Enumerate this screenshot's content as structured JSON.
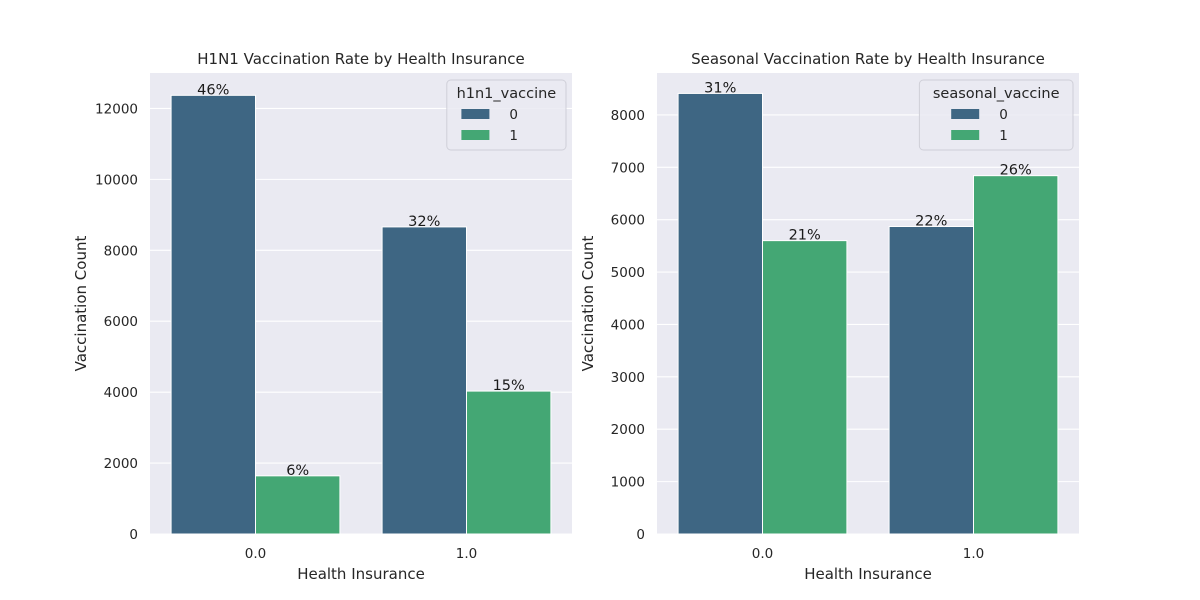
{
  "colors": {
    "series_0": "#3e6683",
    "series_1": "#44a774",
    "panel_bg": "#eaeaf2",
    "grid": "#ffffff"
  },
  "chart_data": [
    {
      "type": "bar",
      "title": "H1N1 Vaccination Rate by Health Insurance",
      "xlabel": "Health Insurance",
      "ylabel": "Vaccination Count",
      "categories": [
        "0.0",
        "1.0"
      ],
      "ylim": [
        0,
        13000
      ],
      "yticks": [
        0,
        2000,
        4000,
        6000,
        8000,
        10000,
        12000
      ],
      "grid": true,
      "legend": {
        "title": "h1n1_vaccine",
        "position": "top-right"
      },
      "series": [
        {
          "name": "0",
          "values": [
            12370,
            8660
          ],
          "labels": [
            "46%",
            "32%"
          ]
        },
        {
          "name": "1",
          "values": [
            1640,
            4030
          ],
          "labels": [
            "6%",
            "15%"
          ]
        }
      ]
    },
    {
      "type": "bar",
      "title": "Seasonal Vaccination Rate by Health Insurance",
      "xlabel": "Health Insurance",
      "ylabel": "Vaccination Count",
      "categories": [
        "0.0",
        "1.0"
      ],
      "ylim": [
        0,
        8800
      ],
      "yticks": [
        0,
        1000,
        2000,
        3000,
        4000,
        5000,
        6000,
        7000,
        8000
      ],
      "grid": true,
      "legend": {
        "title": "seasonal_vaccine",
        "position": "top-right"
      },
      "series": [
        {
          "name": "0",
          "values": [
            8410,
            5870
          ],
          "labels": [
            "31%",
            "22%"
          ]
        },
        {
          "name": "1",
          "values": [
            5600,
            6840
          ],
          "labels": [
            "21%",
            "26%"
          ]
        }
      ]
    }
  ]
}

◆ TASK OBJECTIVE
Can you repeat every record above exactly, apart from the pictures?

◆ SOLUTION FOR THIS EXERCISE
Enumerate this screenshot's content as structured JSON.
{
  "colors": {
    "series_0": "#3e6683",
    "series_1": "#44a774",
    "panel_bg": "#eaeaf2",
    "grid": "#ffffff"
  },
  "chart_data": [
    {
      "type": "bar",
      "title": "H1N1 Vaccination Rate by Health Insurance",
      "xlabel": "Health Insurance",
      "ylabel": "Vaccination Count",
      "categories": [
        "0.0",
        "1.0"
      ],
      "ylim": [
        0,
        13000
      ],
      "yticks": [
        0,
        2000,
        4000,
        6000,
        8000,
        10000,
        12000
      ],
      "grid": true,
      "legend": {
        "title": "h1n1_vaccine",
        "position": "top-right"
      },
      "series": [
        {
          "name": "0",
          "values": [
            12370,
            8660
          ],
          "labels": [
            "46%",
            "32%"
          ]
        },
        {
          "name": "1",
          "values": [
            1640,
            4030
          ],
          "labels": [
            "6%",
            "15%"
          ]
        }
      ]
    },
    {
      "type": "bar",
      "title": "Seasonal Vaccination Rate by Health Insurance",
      "xlabel": "Health Insurance",
      "ylabel": "Vaccination Count",
      "categories": [
        "0.0",
        "1.0"
      ],
      "ylim": [
        0,
        8800
      ],
      "yticks": [
        0,
        1000,
        2000,
        3000,
        4000,
        5000,
        6000,
        7000,
        8000
      ],
      "grid": true,
      "legend": {
        "title": "seasonal_vaccine",
        "position": "top-right"
      },
      "series": [
        {
          "name": "0",
          "values": [
            8410,
            5870
          ],
          "labels": [
            "31%",
            "22%"
          ]
        },
        {
          "name": "1",
          "values": [
            5600,
            6840
          ],
          "labels": [
            "21%",
            "26%"
          ]
        }
      ]
    }
  ]
}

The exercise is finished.